Go through the entries below and print each one exactly, leaving out pictures.

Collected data
++++++

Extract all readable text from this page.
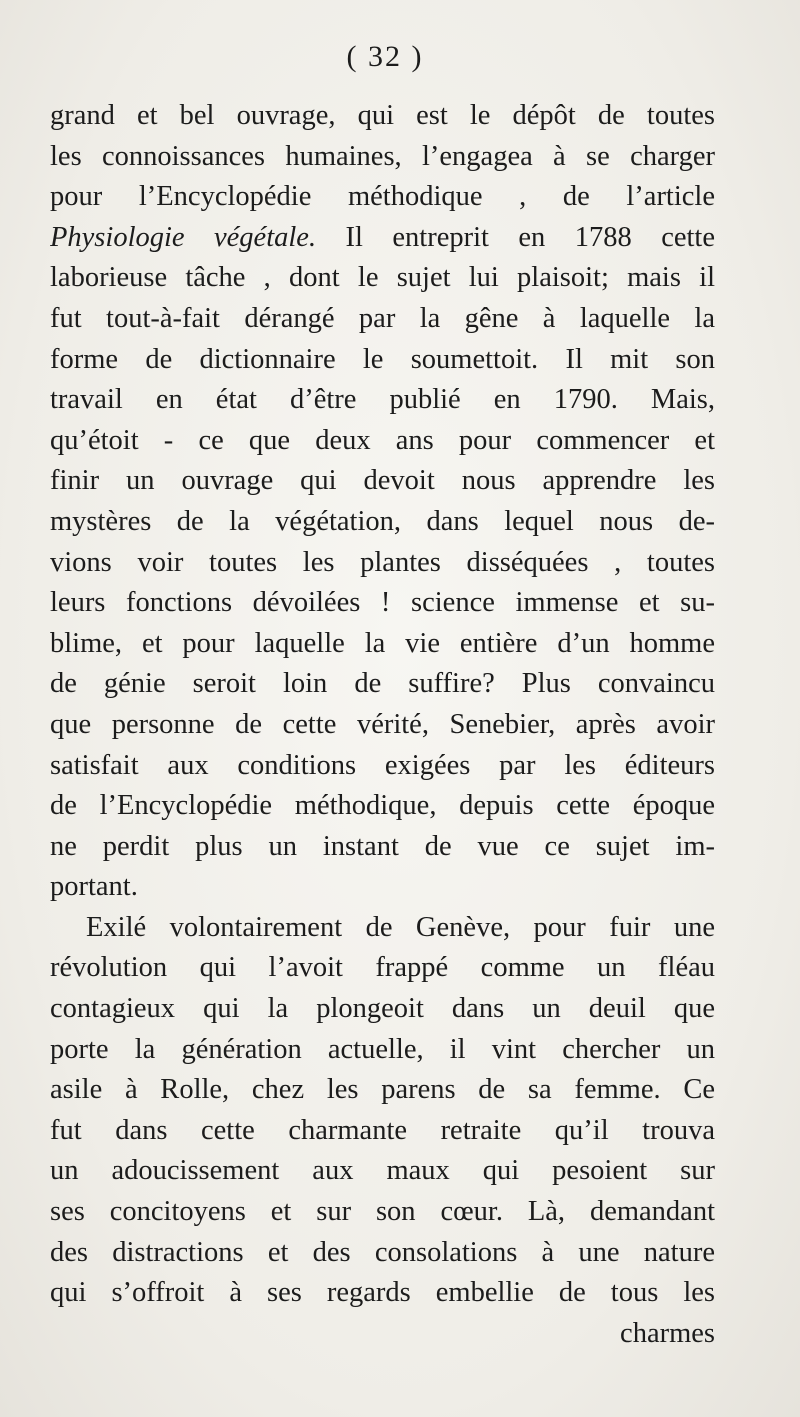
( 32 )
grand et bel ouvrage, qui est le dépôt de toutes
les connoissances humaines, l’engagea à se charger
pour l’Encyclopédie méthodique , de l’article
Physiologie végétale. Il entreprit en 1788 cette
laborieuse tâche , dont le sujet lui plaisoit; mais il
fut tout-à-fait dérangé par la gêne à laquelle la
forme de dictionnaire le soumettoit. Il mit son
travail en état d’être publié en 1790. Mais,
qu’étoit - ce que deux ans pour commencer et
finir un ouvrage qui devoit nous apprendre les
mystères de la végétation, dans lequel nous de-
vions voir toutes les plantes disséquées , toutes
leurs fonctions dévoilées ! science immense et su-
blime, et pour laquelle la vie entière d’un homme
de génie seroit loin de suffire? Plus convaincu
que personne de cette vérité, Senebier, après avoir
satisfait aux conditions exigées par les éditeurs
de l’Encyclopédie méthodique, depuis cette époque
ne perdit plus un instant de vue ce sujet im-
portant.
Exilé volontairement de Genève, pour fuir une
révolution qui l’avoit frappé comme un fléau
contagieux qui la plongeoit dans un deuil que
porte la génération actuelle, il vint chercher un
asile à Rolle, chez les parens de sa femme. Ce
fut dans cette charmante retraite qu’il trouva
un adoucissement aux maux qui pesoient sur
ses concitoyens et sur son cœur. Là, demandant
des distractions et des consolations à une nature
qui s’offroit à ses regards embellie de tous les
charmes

++++++

## [Output below]
Extract all readable text from this page.
( 32 )
grand et bel ouvrage, qui est le dépôt de toutes
les connoissances humaines, l’engagea à se charger
pour l’Encyclopédie méthodique , de l’article
Physiologie végétale. Il entreprit en 1788 cette
laborieuse tâche , dont le sujet lui plaisoit; mais il
fut tout-à-fait dérangé par la gêne à laquelle la
forme de dictionnaire le soumettoit. Il mit son
travail en état d’être publié en 1790. Mais,
qu’étoit - ce que deux ans pour commencer et
finir un ouvrage qui devoit nous apprendre les
mystères de la végétation, dans lequel nous de-
vions voir toutes les plantes disséquées , toutes
leurs fonctions dévoilées ! science immense et su-
blime, et pour laquelle la vie entière d’un homme
de génie seroit loin de suffire? Plus convaincu
que personne de cette vérité, Senebier, après avoir
satisfait aux conditions exigées par les éditeurs
de l’Encyclopédie méthodique, depuis cette époque
ne perdit plus un instant de vue ce sujet im-
portant.
Exilé volontairement de Genève, pour fuir une
révolution qui l’avoit frappé comme un fléau
contagieux qui la plongeoit dans un deuil que
porte la génération actuelle, il vint chercher un
asile à Rolle, chez les parens de sa femme. Ce
fut dans cette charmante retraite qu’il trouva
un adoucissement aux maux qui pesoient sur
ses concitoyens et sur son cœur. Là, demandant
des distractions et des consolations à une nature
qui s’offroit à ses regards embellie de tous les
charmes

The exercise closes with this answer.